• _Written request_
Every record below should be printed exactly as given.

• _Extracted data entries_
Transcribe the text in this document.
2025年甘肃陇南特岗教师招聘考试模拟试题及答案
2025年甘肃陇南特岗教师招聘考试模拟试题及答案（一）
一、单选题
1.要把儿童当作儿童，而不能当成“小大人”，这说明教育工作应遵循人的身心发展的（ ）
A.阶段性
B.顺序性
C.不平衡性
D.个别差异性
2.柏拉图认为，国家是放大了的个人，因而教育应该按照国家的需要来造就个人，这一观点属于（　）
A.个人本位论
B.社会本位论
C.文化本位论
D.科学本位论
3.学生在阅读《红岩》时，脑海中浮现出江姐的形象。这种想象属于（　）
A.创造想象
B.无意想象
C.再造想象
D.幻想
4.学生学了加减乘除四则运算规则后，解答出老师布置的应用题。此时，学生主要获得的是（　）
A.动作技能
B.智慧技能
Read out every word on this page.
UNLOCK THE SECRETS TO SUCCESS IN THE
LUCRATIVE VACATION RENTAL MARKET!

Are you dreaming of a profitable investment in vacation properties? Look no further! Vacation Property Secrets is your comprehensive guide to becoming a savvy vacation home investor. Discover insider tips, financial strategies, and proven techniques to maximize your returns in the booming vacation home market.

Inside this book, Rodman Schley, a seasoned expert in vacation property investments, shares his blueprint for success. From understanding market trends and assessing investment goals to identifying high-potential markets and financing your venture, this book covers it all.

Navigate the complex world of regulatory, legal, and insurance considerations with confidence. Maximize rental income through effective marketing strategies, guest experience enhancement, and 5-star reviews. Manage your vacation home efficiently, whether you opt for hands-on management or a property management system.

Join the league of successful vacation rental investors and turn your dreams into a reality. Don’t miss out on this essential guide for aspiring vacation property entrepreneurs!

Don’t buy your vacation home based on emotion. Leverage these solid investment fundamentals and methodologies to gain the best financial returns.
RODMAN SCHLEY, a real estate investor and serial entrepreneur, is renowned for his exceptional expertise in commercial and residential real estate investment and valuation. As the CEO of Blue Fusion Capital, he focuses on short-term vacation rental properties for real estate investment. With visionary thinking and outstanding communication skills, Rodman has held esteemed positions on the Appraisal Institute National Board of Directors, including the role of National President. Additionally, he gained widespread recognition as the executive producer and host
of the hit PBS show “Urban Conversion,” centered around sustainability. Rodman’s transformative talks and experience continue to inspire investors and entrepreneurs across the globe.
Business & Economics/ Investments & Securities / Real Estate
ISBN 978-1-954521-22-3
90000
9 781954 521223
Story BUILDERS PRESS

• _Response_
Transcribe the text in this document.
2025年甘肃陇南特岗教师招聘考试模拟试题及答案
2025年甘肃陇南特岗教师招聘考试模拟试题及答案（一）
一、单选题
1.要把儿童当作儿童，而不能当成“小大人”，这说明教育工作应遵循人的身心发展的（ ）
A.阶段性
B.顺序性
C.不平衡性
D.个别差异性
2.柏拉图认为，国家是放大了的个人，因而教育应该按照国家的需要来造就个人，这一观点属于（　）
A.个人本位论
B.社会本位论
C.文化本位论
D.科学本位论
3.学生在阅读《红岩》时，脑海中浮现出江姐的形象。这种想象属于（　）
A.创造想象
B.无意想象
C.再造想象
D.幻想
4.学生学了加减乘除四则运算规则后，解答出老师布置的应用题。此时，学生主要获得的是（　）
A.动作技能
B.智慧技能
Read out every word on this page.
UNLOCK THE SECRETS TO SUCCESS IN THE
LUCRATIVE VACATION RENTAL MARKET!

Are you dreaming of a profitable investment in vacation properties? Look no further! Vacation Property Secrets is your comprehensive guide to becoming a savvy vacation home investor. Discover insider tips, financial strategies, and proven techniques to maximize your returns in the booming vacation home market.

Inside this book, Rodman Schley, a seasoned expert in vacation property investments, shares his blueprint for success. From understanding market trends and assessing investment goals to identifying high-potential markets and financing your venture, this book covers it all.

Navigate the complex world of regulatory, legal, and insurance considerations with confidence. Maximize rental income through effective marketing strategies, guest experience enhancement, and 5-star reviews. Manage your vacation home efficiently, whether you opt for hands-on management or a property management system.

Join the league of successful vacation rental investors and turn your dreams into a reality. Don’t miss out on this essential guide for aspiring vacation property entrepreneurs!

Don’t buy your vacation home based on emotion. Leverage these solid investment fundamentals and methodologies to gain the best financial returns.
RODMAN SCHLEY, a real estate investor and serial entrepreneur, is renowned for his exceptional expertise in commercial and residential real estate investment and valuation. As the CEO of Blue Fusion Capital, he focuses on short-term vacation rental properties for real estate investment. With visionary thinking and outstanding communication skills, Rodman has held esteemed positions on the Appraisal Institute National Board of Directors, including the role of National President. Additionally, he gained widespread recognition as the executive producer and host
of the hit PBS show “Urban Conversion,” centered around sustainability. Rodman’s transformative talks and experience continue to inspire investors and entrepreneurs across the globe.
Business & Economics/ Investments & Securities / Real Estate
ISBN 978-1-954521-22-3
90000
9 781954 521223
Story BUILDERS PRESS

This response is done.